Records excerpted from a collection
□ □ □ □ □
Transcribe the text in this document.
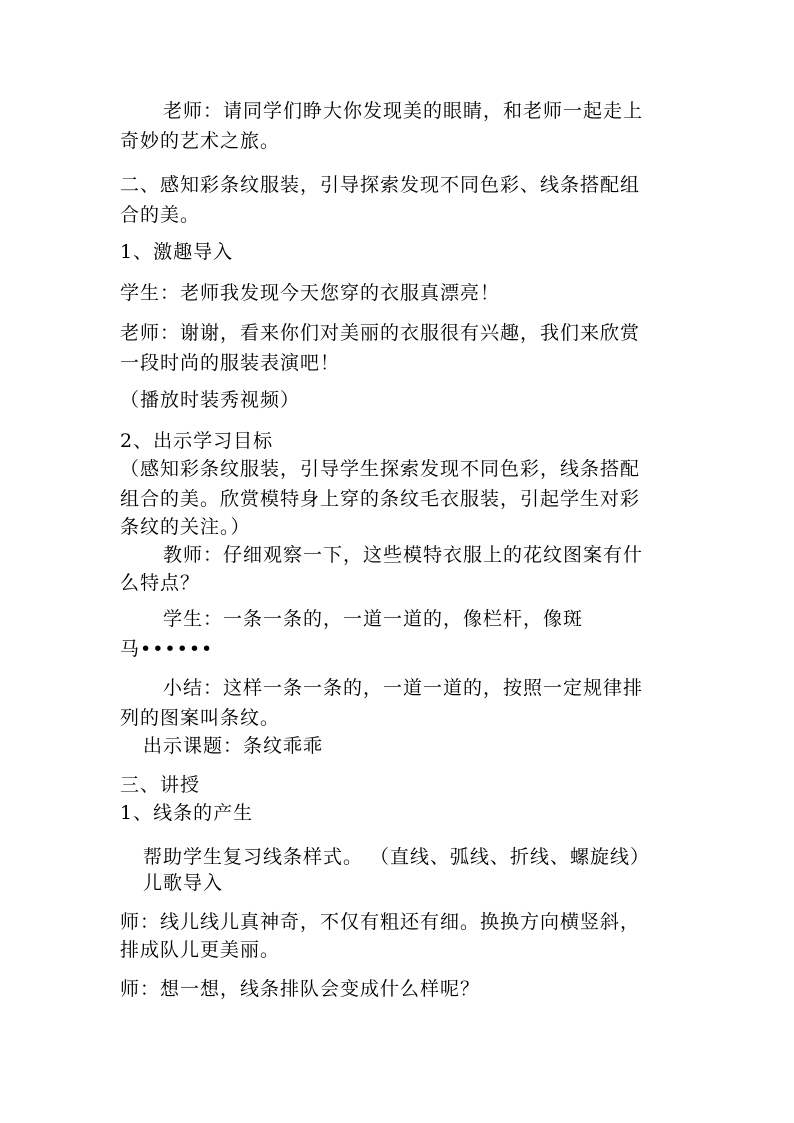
老师：请同学们睁大你发现美的眼睛，和老师一起走上
奇妙的艺术之旅。
二、感知彩条纹服装，引导探索发现不同色彩、线条搭配组
合的美。
1、激趣导入
学生：老师我发现今天您穿的衣服真漂亮！
老师：谢谢，看来你们对美丽的衣服很有兴趣，我们来欣赏
一段时尚的服装表演吧！
（播放时装秀视频）
2、出示学习目标
（感知彩条纹服装，引导学生探索发现不同色彩，线条搭配
组合的美。欣赏模特身上穿的条纹毛衣服装，引起学生对彩
条纹的关注。）
教师：仔细观察一下，这些模特衣服上的花纹图案有什
么特点？
学生：一条一条的，一道一道的，像栏杆，像斑
马••••••
小结：这样一条一条的，一道一道的，按照一定规律排
列的图案叫条纹。
出示课题：条纹乖乖
三、讲授
1、线条的产生
帮助学生复习线条样式。 （直线、弧线、折线、螺旋线）
儿歌导入
师：线儿线儿真神奇，不仅有粗还有细。换换方向横竖斜，
排成队儿更美丽。
师：想一想，线条排队会变成什么样呢？
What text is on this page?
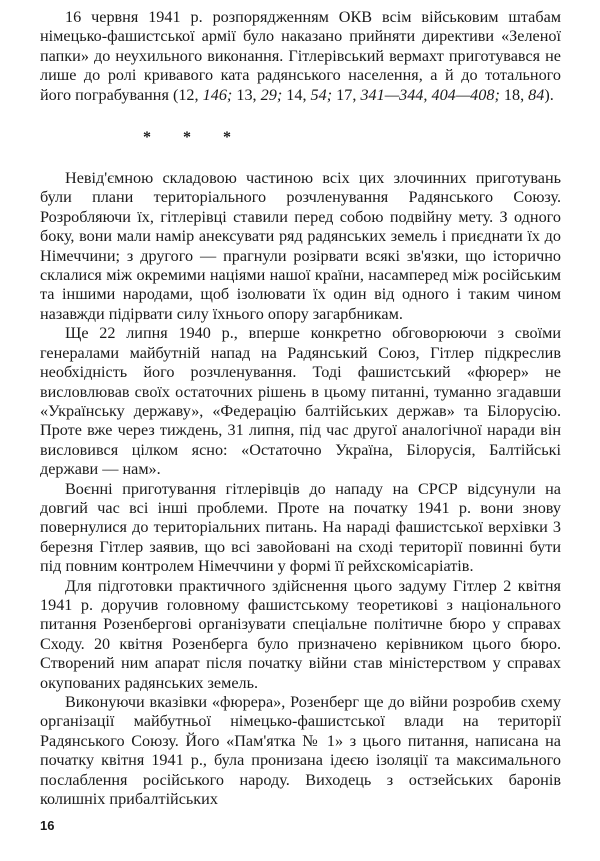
16 червня 1941 р. розпорядженням ОКВ всім військовим штабам німецько-фашистської армії було наказано прийняти директиви «Зеленої папки» до неухильного виконання. Гітлерівський вермахт приготувався не лише до ролі кривавого ката радянського населення, а й до тотального його пограбування (12, 146; 13, 29; 14, 54; 17, 341—344, 404—408; 18, 84).

* * *

Невід'ємною складовою частиною всіх цих злочинних приготувань були плани територіального розчленування Радянського Союзу. Розробляючи їх, гітлерівці ставили перед собою подвійну мету. З одного боку, вони мали намір анексувати ряд радянських земель і приєднати їх до Німеччини; з другого — прагнули розірвати всякі зв'язки, що історично склалися між окремими націями нашої країни, насамперед між російським та іншими народами, щоб ізолювати їх один від одного і таким чином назавжди підірвати силу їхнього опору загарбникам.

Ще 22 липня 1940 р., вперше конкретно обговорюючи з своїми генералами майбутній напад на Радянський Союз, Гітлер підкреслив необхідність його розчленування. Тоді фашистський «фюрер» не висловлював своїх остаточних рішень в цьому питанні, туманно згадавши «Українську державу», «Федерацію балтійських держав» та Білорусію. Проте вже через тиждень, 31 липня, під час другої аналогічної наради він висловився цілком ясно: «Остаточно Україна, Білорусія, Балтійські держави — нам».

Воєнні приготування гітлерівців до нападу на СРСР відсунули на довгий час всі інші проблеми. Проте на початку 1941 р. вони знову повернулися до територіальних питань. На нараді фашистської верхівки 3 березня Гітлер заявив, що всі завойовані на сході території повинні бути під повним контролем Німеччини у формі її рейхскомісаріатів.

Для підготовки практичного здійснення цього задуму Гітлер 2 квітня 1941 р. доручив головному фашистському теоретикові з національного питання Розенбергові організувати спеціальне політичне бюро у справах Сходу. 20 квітня Розенберга було призначено керівником цього бюро. Створений ним апарат після початку війни став міністерством у справах окупованих радянських земель.

Виконуючи вказівки «фюрера», Розенберг ще до війни розробив схему організації майбутньої німецько-фашистської влади на території Радянського Союзу. Його «Пам'ятка № 1» з цього питання, написана на початку квітня 1941 р., була пронизана ідеєю ізоляції та максимального послаблення російського народу. Виходець з остзейських баронів колишніх прибалтійських

16
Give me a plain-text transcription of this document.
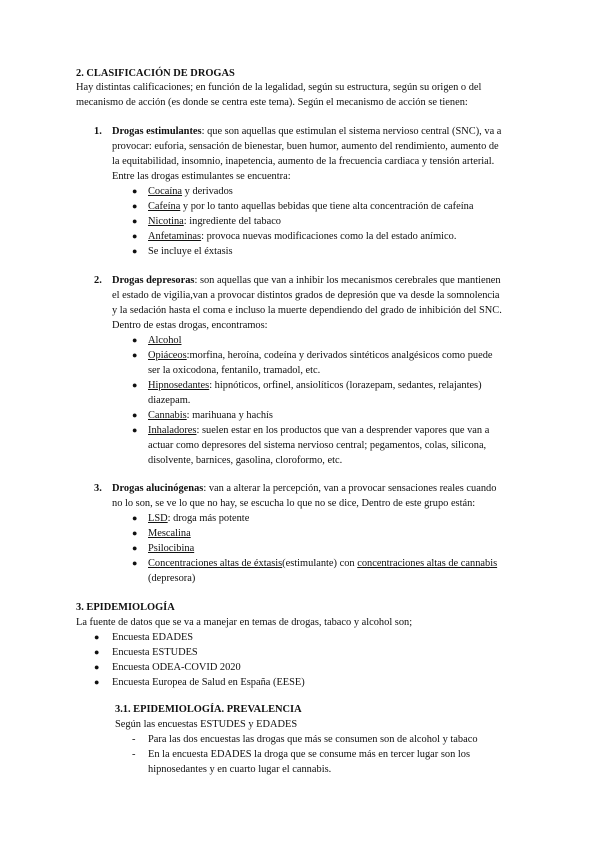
2. CLASIFICACIÓN DE DROGAS
Hay distintas calificaciones; en función de la legalidad, según su estructura, según su origen o del
mecanismo de acción (es donde se centra este tema). Según el mecanismo de acción se tienen:
1. Drogas estimulantes: que son aquellas que estimulan el sistema nervioso central (SNC), va a
provocar: euforia, sensación de bienestar, buen humor, aumento del rendimiento, aumento de
la equitabilidad, insomnio, inapetencia, aumento de la frecuencia cardiaca y tensión arterial.
Entre las drogas estimulantes se encuentra:
● Cocaína y derivados
● Cafeína y por lo tanto aquellas bebidas que tiene alta concentración de cafeína
● Nicotina: ingrediente del tabaco
● Anfetaminas: provoca nuevas modificaciones como la del estado anímico.
● Se incluye el éxtasis
2. Drogas depresoras: son aquellas que van a inhibir los mecanismos cerebrales que mantienen
el estado de vigilia,van a provocar distintos grados de depresión que va desde la somnolencia
y la sedación hasta el coma e incluso la muerte dependiendo del grado de inhibición del SNC.
Dentro de estas drogas, encontramos:
● Alcohol
● Opiáceos:morfina, heroína, codeína y derivados sintéticos analgésicos como puede
ser la oxicodona, fentanilo, tramadol, etc.
● Hipnosedantes: hipnóticos, orfinel, ansiolíticos (lorazepam, sedantes, relajantes)
diazepam.
● Cannabis: marihuana y hachís
● Inhaladores: suelen estar en los productos que van a desprender vapores que van a
actuar como depresores del sistema nervioso central; pegamentos, colas, silicona,
disolvente, barnices, gasolina, cloroformo, etc.
3. Drogas alucinógenas: van a alterar la percepción, van a provocar sensaciones reales cuando
no lo son, se ve lo que no hay, se escucha lo que no se dice, Dentro de este grupo están:
● LSD: droga más potente
● Mescalina
● Psilocibina
● Concentraciones altas de éxtasis(estimulante) con concentraciones altas de cannabis
(depresora)
3. EPIDEMIOLOGÍA
La fuente de datos que se va a manejar en temas de drogas, tabaco y alcohol son;
● Encuesta EDADES
● Encuesta ESTUDES
● Encuesta ODEA-COVID 2020
● Encuesta Europea de Salud en España (EESE)
3.1. EPIDEMIOLOGÍA. PREVALENCIA
Según las encuestas ESTUDES y EDADES
- Para las dos encuestas las drogas que más se consumen son de alcohol y tabaco
- En la encuesta EDADES la droga que se consume más en tercer lugar son los
hipnosedantes y en cuarto lugar el cannabis.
□ □ □ □ □
_WHAT IS NEEDED_
Scan the lines for the string "central". Copy out each line that matches.

_RESULT OF THIS TASK_
1. Drogas estimulantes: que son aquellas que estimulan el sistema nervioso central (SNC), va a
actuar como depresores del sistema nervioso central; pegamentos, colas, silicona,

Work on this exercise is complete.